PROBLEM DESCRIPTION:
Return every line of the records below verbatim, with no pictures in the copy.

Items from a dataset:
——————————

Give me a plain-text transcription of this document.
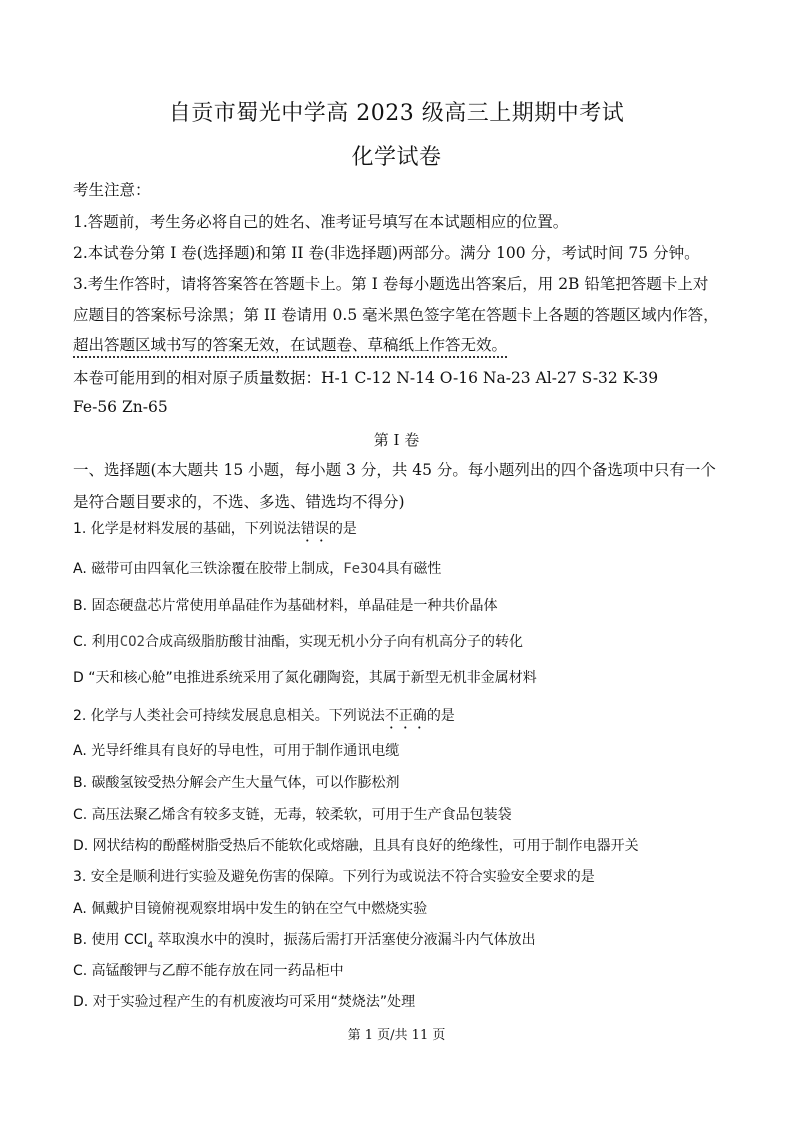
自贡市蜀光中学高 2023 级高三上期期中考试
化学试卷
考生注意：
1.答题前，考生务必将自己的姓名、准考证号填写在本试题相应的位置。
2.本试卷分第 I 卷(选择题)和第 II 卷(非选择题)两部分。满分 100 分，考试时间 75 分钟。
3.考生作答时，请将答案答在答题卡上。第 I 卷每小题选出答案后，用 2B 铅笔把答题卡上对
应题目的答案标号涂黑；第 II 卷请用 0.5 毫米黑色签字笔在答题卡上各题的答题区域内作答，
超出答题区域书写的答案无效，在试题卷、草稿纸上作答无效。
本卷可能用到的相对原子质量数据：H-1 C-12 N-14 O-16 Na-23 Al-27 S-32 K-39
Fe-56 Zn-65
第 I 卷
一、选择题(本大题共 15 小题，每小题 3 分，共 45 分。每小题列出的四个备选项中只有一个
是符合题目要求的，不选、多选、错选均不得分)
1. 化学是材料发展的基础，下列说法错误的是
A. 磁带可由四氧化三铁涂覆在胶带上制成，Fe3O4具有磁性
B. 固态硬盘芯片常使用单晶硅作为基础材料，单晶硅是一种共价晶体
C. 利用CO2合成高级脂肪酸甘油酯，实现无机小分子向有机高分子的转化
D “天和核心舱”电推进系统采用了氮化硼陶瓷，其属于新型无机非金属材料
2. 化学与人类社会可持续发展息息相关。下列说法不正确的是
A. 光导纤维具有良好的导电性，可用于制作通讯电缆
B. 碳酸氢铵受热分解会产生大量气体，可以作膨松剂
C. 高压法聚乙烯含有较多支链，无毒，较柔软，可用于生产食品包装袋
D. 网状结构的酚醛树脂受热后不能软化或熔融，且具有良好的绝缘性，可用于制作电器开关
3. 安全是顺利进行实验及避免伤害的保障。下列行为或说法不符合实验安全要求的是
A. 佩戴护目镜俯视观察坩埚中发生的钠在空气中燃烧实验
B. 使用 CCl$_4$ 萃取溴水中的溴时，振荡后需打开活塞使分液漏斗内气体放出
C. 高锰酸钾与乙醇不能存放在同一药品柜中
D. 对于实验过程产生的有机废液均可采用“焚烧法”处理
第 1 页/共 11 页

——————————

RESPONSE TO THIS EXERCISE:
Give me a plain-text transcription of this document.
自贡市蜀光中学高 2023 级高三上期期中考试
化学试卷
考生注意：
1.答题前，考生务必将自己的姓名、准考证号填写在本试题相应的位置。
2.本试卷分第 I 卷(选择题)和第 II 卷(非选择题)两部分。满分 100 分，考试时间 75 分钟。
3.考生作答时，请将答案答在答题卡上。第 I 卷每小题选出答案后，用 2B 铅笔把答题卡上对
应题目的答案标号涂黑；第 II 卷请用 0.5 毫米黑色签字笔在答题卡上各题的答题区域内作答，
超出答题区域书写的答案无效，在试题卷、草稿纸上作答无效。
本卷可能用到的相对原子质量数据：H-1 C-12 N-14 O-16 Na-23 Al-27 S-32 K-39
Fe-56 Zn-65
第 I 卷
一、选择题(本大题共 15 小题，每小题 3 分，共 45 分。每小题列出的四个备选项中只有一个
是符合题目要求的，不选、多选、错选均不得分)
1. 化学是材料发展的基础，下列说法错误的是
A. 磁带可由四氧化三铁涂覆在胶带上制成，Fe3O4具有磁性
B. 固态硬盘芯片常使用单晶硅作为基础材料，单晶硅是一种共价晶体
C. 利用CO2合成高级脂肪酸甘油酯，实现无机小分子向有机高分子的转化
D “天和核心舱”电推进系统采用了氮化硼陶瓷，其属于新型无机非金属材料
2. 化学与人类社会可持续发展息息相关。下列说法不正确的是
A. 光导纤维具有良好的导电性，可用于制作通讯电缆
B. 碳酸氢铵受热分解会产生大量气体，可以作膨松剂
C. 高压法聚乙烯含有较多支链，无毒，较柔软，可用于生产食品包装袋
D. 网状结构的酚醛树脂受热后不能软化或熔融，且具有良好的绝缘性，可用于制作电器开关
3. 安全是顺利进行实验及避免伤害的保障。下列行为或说法不符合实验安全要求的是
A. 佩戴护目镜俯视观察坩埚中发生的钠在空气中燃烧实验
B. 使用 CCl$_4$ 萃取溴水中的溴时，振荡后需打开活塞使分液漏斗内气体放出
C. 高锰酸钾与乙醇不能存放在同一药品柜中
D. 对于实验过程产生的有机废液均可采用“焚烧法”处理
第 1 页/共 11 页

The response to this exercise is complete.